→ Task details:
Can you transcribe every line exactly and leave the pictures behind?

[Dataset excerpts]
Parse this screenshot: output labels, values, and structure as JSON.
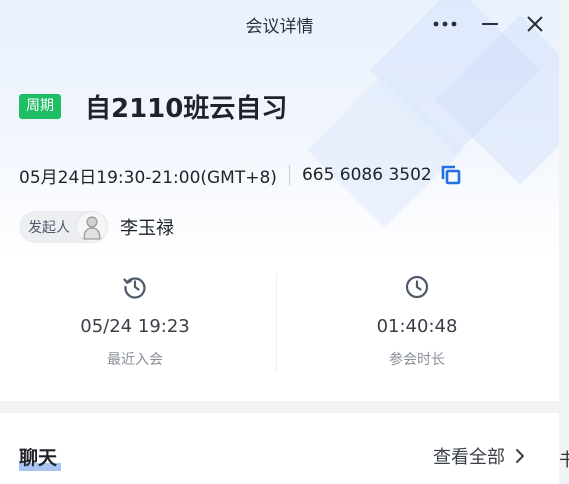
{
  "window": {
    "title": "会议详情"
  },
  "meeting": {
    "tag": "周期",
    "title": "自2110班云自习",
    "datetime": "05月24日19:30-21:00(GMT+8)",
    "meeting_id": "665 6086 3502"
  },
  "host": {
    "label": "发起人",
    "name": "李玉禄"
  },
  "stats": {
    "join": {
      "value": "05/24 19:23",
      "label": "最近入会"
    },
    "duration": {
      "value": "01:40:48",
      "label": "参会时长"
    }
  },
  "chat": {
    "label": "聊天",
    "view_all": "查看全部"
  },
  "edge_fragment": "书",
  "colors": {
    "accent": "#1f6fe5",
    "tag_green": "#1fbe64"
  }
}
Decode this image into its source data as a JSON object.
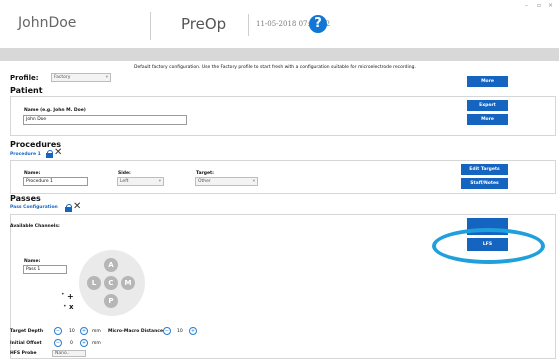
{
  "window": {
    "minimize": "–",
    "maximize": "▫",
    "close": "×"
  },
  "header": {
    "user": "JohnDoe",
    "mode": "PreOp",
    "datetime": "11-05-2018 07:59:22",
    "help_glyph": "?"
  },
  "profile": {
    "label": "Profile:",
    "value": "Factory",
    "description": "Default factory configuration. Use the Factory profile to start fresh with a configuration suitable for microelectrode recording.",
    "more_label": "More"
  },
  "patient": {
    "title": "Patient",
    "name_label": "Name (e.g. John M. Doe)",
    "name_value": "John Doe",
    "export_label": "Export",
    "more_label": "More"
  },
  "procedures": {
    "title": "Procedures",
    "procedure_tab": "Procedure 1",
    "name_label": "Name:",
    "name_value": "Procedure 1",
    "side_label": "Side:",
    "side_value": "Left",
    "target_label": "Target:",
    "target_value": "Other",
    "edit_targets_label": "Edit Targets",
    "staff_label": "Staff/Notes"
  },
  "passes": {
    "title": "Passes",
    "config_tab": "Pass Configuration",
    "available_channels_label": "Available Channels:",
    "name_label": "Name:",
    "name_value": "Pass 1",
    "lfs_label": "LFS",
    "dpad": {
      "up": "A",
      "left": "L",
      "center": "C",
      "right": "M",
      "down": "P"
    },
    "plus_label": "+",
    "x_label": "x",
    "target_depth": {
      "label": "Target Depth",
      "value": "10",
      "unit": "mm"
    },
    "micro_macro": {
      "label": "Micro-Macro Distance",
      "value": "10"
    },
    "initial_offset": {
      "label": "Initial Offset",
      "value": "0",
      "unit": "mm"
    },
    "bottom_label": "HFS Probe",
    "bottom_value": "Nano.."
  },
  "colors": {
    "accent": "#1565c0",
    "highlight_circle": "#1fa0dd"
  }
}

→ Task solution:
Parse this screenshot: output labels, values, and structure as JSON.
{
  "window": {
    "title": "会议详情"
  },
  "meeting": {
    "tag": "周期",
    "title": "自2110班云自习",
    "datetime": "05月24日19:30-21:00(GMT+8)",
    "meeting_id": "665 6086 3502"
  },
  "host": {
    "label": "发起人",
    "name": "李玉禄"
  },
  "stats": {
    "join": {
      "value": "05/24 19:23",
      "label": "最近入会"
    },
    "duration": {
      "value": "01:40:48",
      "label": "参会时长"
    }
  },
  "chat": {
    "label": "聊天",
    "view_all": "查看全部"
  },
  "edge_fragment": "书",
  "colors": {
    "accent": "#1f6fe5",
    "tag_green": "#1fbe64"
  }
}
Decode this image into its source data as a JSON object.
{
  "window": {
    "minimize": "–",
    "maximize": "▫",
    "close": "×"
  },
  "header": {
    "user": "JohnDoe",
    "mode": "PreOp",
    "datetime": "11-05-2018 07:59:22",
    "help_glyph": "?"
  },
  "profile": {
    "label": "Profile:",
    "value": "Factory",
    "description": "Default factory configuration. Use the Factory profile to start fresh with a configuration suitable for microelectrode recording.",
    "more_label": "More"
  },
  "patient": {
    "title": "Patient",
    "name_label": "Name (e.g. John M. Doe)",
    "name_value": "John Doe",
    "export_label": "Export",
    "more_label": "More"
  },
  "procedures": {
    "title": "Procedures",
    "procedure_tab": "Procedure 1",
    "name_label": "Name:",
    "name_value": "Procedure 1",
    "side_label": "Side:",
    "side_value": "Left",
    "target_label": "Target:",
    "target_value": "Other",
    "edit_targets_label": "Edit Targets",
    "staff_label": "Staff/Notes"
  },
  "passes": {
    "title": "Passes",
    "config_tab": "Pass Configuration",
    "available_channels_label": "Available Channels:",
    "name_label": "Name:",
    "name_value": "Pass 1",
    "lfs_label": "LFS",
    "dpad": {
      "up": "A",
      "left": "L",
      "center": "C",
      "right": "M",
      "down": "P"
    },
    "plus_label": "+",
    "x_label": "x",
    "target_depth": {
      "label": "Target Depth",
      "value": "10",
      "unit": "mm"
    },
    "micro_macro": {
      "label": "Micro-Macro Distance",
      "value": "10"
    },
    "initial_offset": {
      "label": "Initial Offset",
      "value": "0",
      "unit": "mm"
    },
    "bottom_label": "HFS Probe",
    "bottom_value": "Nano.."
  },
  "colors": {
    "accent": "#1565c0",
    "highlight_circle": "#1fa0dd"
  }
}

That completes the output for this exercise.